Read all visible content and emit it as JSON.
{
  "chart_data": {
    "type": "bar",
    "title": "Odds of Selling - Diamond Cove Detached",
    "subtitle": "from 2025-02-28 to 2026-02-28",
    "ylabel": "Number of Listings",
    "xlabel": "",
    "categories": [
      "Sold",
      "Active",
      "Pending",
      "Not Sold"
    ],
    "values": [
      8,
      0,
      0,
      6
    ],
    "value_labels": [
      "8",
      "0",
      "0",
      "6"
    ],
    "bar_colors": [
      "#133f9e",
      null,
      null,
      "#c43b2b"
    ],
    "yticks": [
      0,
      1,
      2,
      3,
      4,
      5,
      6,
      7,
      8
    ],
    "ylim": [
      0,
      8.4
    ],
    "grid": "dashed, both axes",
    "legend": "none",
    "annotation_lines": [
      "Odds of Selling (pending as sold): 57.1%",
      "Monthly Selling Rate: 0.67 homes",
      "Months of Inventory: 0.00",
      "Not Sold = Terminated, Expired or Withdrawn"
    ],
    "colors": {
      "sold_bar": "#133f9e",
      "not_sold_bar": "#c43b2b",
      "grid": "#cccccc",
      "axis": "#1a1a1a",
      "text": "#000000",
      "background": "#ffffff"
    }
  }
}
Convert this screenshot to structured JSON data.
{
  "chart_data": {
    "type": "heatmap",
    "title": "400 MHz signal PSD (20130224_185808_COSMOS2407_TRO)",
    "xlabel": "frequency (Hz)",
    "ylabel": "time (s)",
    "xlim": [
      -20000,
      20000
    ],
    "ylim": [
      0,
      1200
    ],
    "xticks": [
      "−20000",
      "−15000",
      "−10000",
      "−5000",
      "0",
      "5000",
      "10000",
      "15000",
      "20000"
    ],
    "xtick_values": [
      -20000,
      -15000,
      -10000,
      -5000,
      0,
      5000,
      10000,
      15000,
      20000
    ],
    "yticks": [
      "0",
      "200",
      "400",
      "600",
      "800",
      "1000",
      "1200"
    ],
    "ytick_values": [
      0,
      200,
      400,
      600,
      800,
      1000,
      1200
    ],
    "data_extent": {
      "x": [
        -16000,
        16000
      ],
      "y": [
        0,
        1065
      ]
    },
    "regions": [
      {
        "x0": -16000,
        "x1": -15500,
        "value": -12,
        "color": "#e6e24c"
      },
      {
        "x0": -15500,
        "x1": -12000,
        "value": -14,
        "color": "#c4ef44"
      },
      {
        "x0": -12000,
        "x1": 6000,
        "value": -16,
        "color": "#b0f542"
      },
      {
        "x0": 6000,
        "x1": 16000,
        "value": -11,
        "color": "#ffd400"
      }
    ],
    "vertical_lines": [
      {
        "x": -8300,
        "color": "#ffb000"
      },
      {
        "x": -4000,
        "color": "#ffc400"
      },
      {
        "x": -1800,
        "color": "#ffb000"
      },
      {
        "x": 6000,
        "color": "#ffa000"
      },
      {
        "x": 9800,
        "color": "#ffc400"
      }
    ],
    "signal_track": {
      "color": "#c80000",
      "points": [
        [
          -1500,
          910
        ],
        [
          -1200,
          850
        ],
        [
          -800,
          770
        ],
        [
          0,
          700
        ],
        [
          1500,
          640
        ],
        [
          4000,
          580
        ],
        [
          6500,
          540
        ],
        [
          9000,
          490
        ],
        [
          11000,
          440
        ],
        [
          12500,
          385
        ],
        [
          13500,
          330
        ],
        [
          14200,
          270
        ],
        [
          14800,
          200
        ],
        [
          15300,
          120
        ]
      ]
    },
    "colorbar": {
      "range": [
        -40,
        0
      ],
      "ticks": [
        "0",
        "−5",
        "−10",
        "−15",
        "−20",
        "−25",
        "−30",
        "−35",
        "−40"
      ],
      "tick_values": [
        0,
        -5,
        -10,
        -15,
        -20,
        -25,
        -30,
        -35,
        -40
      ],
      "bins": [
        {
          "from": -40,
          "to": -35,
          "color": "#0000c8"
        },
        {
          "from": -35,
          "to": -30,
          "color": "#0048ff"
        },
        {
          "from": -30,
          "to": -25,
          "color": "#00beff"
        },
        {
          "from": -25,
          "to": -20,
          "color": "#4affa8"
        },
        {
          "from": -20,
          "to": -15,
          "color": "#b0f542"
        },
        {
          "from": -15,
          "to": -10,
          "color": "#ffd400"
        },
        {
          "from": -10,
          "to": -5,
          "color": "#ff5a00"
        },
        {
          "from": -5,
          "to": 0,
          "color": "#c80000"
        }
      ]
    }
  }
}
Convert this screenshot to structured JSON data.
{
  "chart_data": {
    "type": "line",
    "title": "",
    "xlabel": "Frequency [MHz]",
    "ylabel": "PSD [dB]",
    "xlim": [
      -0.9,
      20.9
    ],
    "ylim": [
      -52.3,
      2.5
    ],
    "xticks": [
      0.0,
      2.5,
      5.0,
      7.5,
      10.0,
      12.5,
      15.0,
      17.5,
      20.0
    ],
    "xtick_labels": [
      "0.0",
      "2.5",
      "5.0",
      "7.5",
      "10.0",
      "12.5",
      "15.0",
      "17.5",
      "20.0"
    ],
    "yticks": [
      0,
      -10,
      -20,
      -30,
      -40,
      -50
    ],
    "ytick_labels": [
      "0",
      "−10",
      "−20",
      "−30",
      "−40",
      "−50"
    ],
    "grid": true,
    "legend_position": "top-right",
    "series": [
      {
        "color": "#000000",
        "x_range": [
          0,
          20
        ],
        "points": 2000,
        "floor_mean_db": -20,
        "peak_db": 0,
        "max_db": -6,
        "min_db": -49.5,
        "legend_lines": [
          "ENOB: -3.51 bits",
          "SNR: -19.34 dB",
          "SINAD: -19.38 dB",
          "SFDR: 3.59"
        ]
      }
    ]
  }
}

───

WRITTEN INSTRUCTION
The listing above should be transcribed in full, exactly as written.

ANSWER TO THE PROBLEM
Read all visible content and emit it as JSON.
{
  "chart_data": {
    "type": "bar",
    "title": "Odds of Selling - Diamond Cove Detached",
    "subtitle": "from 2025-02-28 to 2026-02-28",
    "ylabel": "Number of Listings",
    "xlabel": "",
    "categories": [
      "Sold",
      "Active",
      "Pending",
      "Not Sold"
    ],
    "values": [
      8,
      0,
      0,
      6
    ],
    "value_labels": [
      "8",
      "0",
      "0",
      "6"
    ],
    "bar_colors": [
      "#133f9e",
      null,
      null,
      "#c43b2b"
    ],
    "yticks": [
      0,
      1,
      2,
      3,
      4,
      5,
      6,
      7,
      8
    ],
    "ylim": [
      0,
      8.4
    ],
    "grid": "dashed, both axes",
    "legend": "none",
    "annotation_lines": [
      "Odds of Selling (pending as sold): 57.1%",
      "Monthly Selling Rate: 0.67 homes",
      "Months of Inventory: 0.00",
      "Not Sold = Terminated, Expired or Withdrawn"
    ],
    "colors": {
      "sold_bar": "#133f9e",
      "not_sold_bar": "#c43b2b",
      "grid": "#cccccc",
      "axis": "#1a1a1a",
      "text": "#000000",
      "background": "#ffffff"
    }
  }
}
Convert this screenshot to structured JSON data.
{
  "chart_data": {
    "type": "heatmap",
    "title": "400 MHz signal PSD (20130224_185808_COSMOS2407_TRO)",
    "xlabel": "frequency (Hz)",
    "ylabel": "time (s)",
    "xlim": [
      -20000,
      20000
    ],
    "ylim": [
      0,
      1200
    ],
    "xticks": [
      "−20000",
      "−15000",
      "−10000",
      "−5000",
      "0",
      "5000",
      "10000",
      "15000",
      "20000"
    ],
    "xtick_values": [
      -20000,
      -15000,
      -10000,
      -5000,
      0,
      5000,
      10000,
      15000,
      20000
    ],
    "yticks": [
      "0",
      "200",
      "400",
      "600",
      "800",
      "1000",
      "1200"
    ],
    "ytick_values": [
      0,
      200,
      400,
      600,
      800,
      1000,
      1200
    ],
    "data_extent": {
      "x": [
        -16000,
        16000
      ],
      "y": [
        0,
        1065
      ]
    },
    "regions": [
      {
        "x0": -16000,
        "x1": -15500,
        "value": -12,
        "color": "#e6e24c"
      },
      {
        "x0": -15500,
        "x1": -12000,
        "value": -14,
        "color": "#c4ef44"
      },
      {
        "x0": -12000,
        "x1": 6000,
        "value": -16,
        "color": "#b0f542"
      },
      {
        "x0": 6000,
        "x1": 16000,
        "value": -11,
        "color": "#ffd400"
      }
    ],
    "vertical_lines": [
      {
        "x": -8300,
        "color": "#ffb000"
      },
      {
        "x": -4000,
        "color": "#ffc400"
      },
      {
        "x": -1800,
        "color": "#ffb000"
      },
      {
        "x": 6000,
        "color": "#ffa000"
      },
      {
        "x": 9800,
        "color": "#ffc400"
      }
    ],
    "signal_track": {
      "color": "#c80000",
      "points": [
        [
          -1500,
          910
        ],
        [
          -1200,
          850
        ],
        [
          -800,
          770
        ],
        [
          0,
          700
        ],
        [
          1500,
          640
        ],
        [
          4000,
          580
        ],
        [
          6500,
          540
        ],
        [
          9000,
          490
        ],
        [
          11000,
          440
        ],
        [
          12500,
          385
        ],
        [
          13500,
          330
        ],
        [
          14200,
          270
        ],
        [
          14800,
          200
        ],
        [
          15300,
          120
        ]
      ]
    },
    "colorbar": {
      "range": [
        -40,
        0
      ],
      "ticks": [
        "0",
        "−5",
        "−10",
        "−15",
        "−20",
        "−25",
        "−30",
        "−35",
        "−40"
      ],
      "tick_values": [
        0,
        -5,
        -10,
        -15,
        -20,
        -25,
        -30,
        -35,
        -40
      ],
      "bins": [
        {
          "from": -40,
          "to": -35,
          "color": "#0000c8"
        },
        {
          "from": -35,
          "to": -30,
          "color": "#0048ff"
        },
        {
          "from": -30,
          "to": -25,
          "color": "#00beff"
        },
        {
          "from": -25,
          "to": -20,
          "color": "#4affa8"
        },
        {
          "from": -20,
          "to": -15,
          "color": "#b0f542"
        },
        {
          "from": -15,
          "to": -10,
          "color": "#ffd400"
        },
        {
          "from": -10,
          "to": -5,
          "color": "#ff5a00"
        },
        {
          "from": -5,
          "to": 0,
          "color": "#c80000"
        }
      ]
    }
  }
}
Convert this screenshot to structured JSON data.
{
  "chart_data": {
    "type": "line",
    "title": "",
    "xlabel": "Frequency [MHz]",
    "ylabel": "PSD [dB]",
    "xlim": [
      -0.9,
      20.9
    ],
    "ylim": [
      -52.3,
      2.5
    ],
    "xticks": [
      0.0,
      2.5,
      5.0,
      7.5,
      10.0,
      12.5,
      15.0,
      17.5,
      20.0
    ],
    "xtick_labels": [
      "0.0",
      "2.5",
      "5.0",
      "7.5",
      "10.0",
      "12.5",
      "15.0",
      "17.5",
      "20.0"
    ],
    "yticks": [
      0,
      -10,
      -20,
      -30,
      -40,
      -50
    ],
    "ytick_labels": [
      "0",
      "−10",
      "−20",
      "−30",
      "−40",
      "−50"
    ],
    "grid": true,
    "legend_position": "top-right",
    "series": [
      {
        "color": "#000000",
        "x_range": [
          0,
          20
        ],
        "points": 2000,
        "floor_mean_db": -20,
        "peak_db": 0,
        "max_db": -6,
        "min_db": -49.5,
        "legend_lines": [
          "ENOB: -3.51 bits",
          "SNR: -19.34 dB",
          "SINAD: -19.38 dB",
          "SFDR: 3.59"
        ]
      }
    ]
  }
}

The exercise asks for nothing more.